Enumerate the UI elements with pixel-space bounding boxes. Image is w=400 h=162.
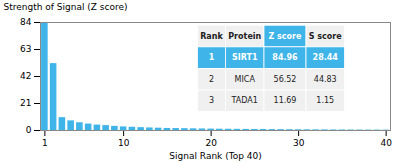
svg-text:1: 1 (42, 138, 48, 148)
svg-text:Strength of Signal (Z score): Strength of Signal (Z score) (4, 2, 128, 12)
svg-text:28.44: 28.44 (313, 53, 339, 62)
svg-text:2: 2 (209, 75, 214, 84)
svg-text:30: 30 (293, 138, 305, 148)
svg-text:1.15: 1.15 (316, 96, 334, 105)
svg-text:84: 84 (20, 17, 32, 27)
svg-text:20: 20 (205, 138, 217, 148)
svg-text:Protein: Protein (228, 32, 261, 41)
svg-text:MICA: MICA (235, 75, 256, 84)
svg-text:TADA1: TADA1 (231, 96, 258, 105)
svg-text:SIRT1: SIRT1 (232, 53, 258, 62)
svg-text:10: 10 (118, 138, 130, 148)
svg-text:44.83: 44.83 (314, 75, 337, 84)
svg-text:1: 1 (209, 53, 215, 62)
svg-text:Z score: Z score (269, 32, 303, 41)
svg-text:42: 42 (20, 71, 31, 81)
svg-text:Signal Rank (Top 40): Signal Rank (Top 40) (169, 151, 261, 161)
svg-text:40: 40 (380, 138, 392, 148)
svg-text:11.69: 11.69 (274, 96, 297, 105)
svg-text:56.52: 56.52 (274, 75, 297, 84)
svg-text:21: 21 (20, 98, 31, 108)
svg-text:84.96: 84.96 (272, 53, 298, 62)
svg-text:3: 3 (209, 96, 214, 105)
svg-text:63: 63 (20, 44, 31, 54)
svg-text:S score: S score (309, 32, 342, 41)
svg-text:Rank: Rank (200, 32, 223, 41)
svg-text:0: 0 (26, 125, 32, 135)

────────

■ **ASSIGNMENT**
Leave out the pictures and copy everything else in the records word for word.

■ **ANSWER TO THE EXERCISE**
Enumerate the UI elements with pixel-space bounding boxes. Image is w=400 h=162.
svg-text:1: 1 (42, 138, 48, 148)
svg-text:Strength of Signal (Z score): Strength of Signal (Z score) (4, 2, 128, 12)
svg-text:28.44: 28.44 (313, 53, 339, 62)
svg-text:2: 2 (209, 75, 214, 84)
svg-text:30: 30 (293, 138, 305, 148)
svg-text:1.15: 1.15 (316, 96, 334, 105)
svg-text:84: 84 (20, 17, 32, 27)
svg-text:20: 20 (205, 138, 217, 148)
svg-text:Protein: Protein (228, 32, 261, 41)
svg-text:MICA: MICA (235, 75, 256, 84)
svg-text:TADA1: TADA1 (231, 96, 258, 105)
svg-text:SIRT1: SIRT1 (232, 53, 258, 62)
svg-text:10: 10 (118, 138, 130, 148)
svg-text:44.83: 44.83 (314, 75, 337, 84)
svg-text:1: 1 (209, 53, 215, 62)
svg-text:Z score: Z score (269, 32, 303, 41)
svg-text:42: 42 (20, 71, 31, 81)
svg-text:Signal Rank (Top 40): Signal Rank (Top 40) (169, 151, 261, 161)
svg-text:40: 40 (380, 138, 392, 148)
svg-text:11.69: 11.69 (274, 96, 297, 105)
svg-text:56.52: 56.52 (274, 75, 297, 84)
svg-text:21: 21 (20, 98, 31, 108)
svg-text:84.96: 84.96 (272, 53, 298, 62)
svg-text:3: 3 (209, 96, 214, 105)
svg-text:63: 63 (20, 44, 31, 54)
svg-text:S score: S score (309, 32, 342, 41)
svg-text:Rank: Rank (200, 32, 223, 41)
svg-text:0: 0 (26, 125, 32, 135)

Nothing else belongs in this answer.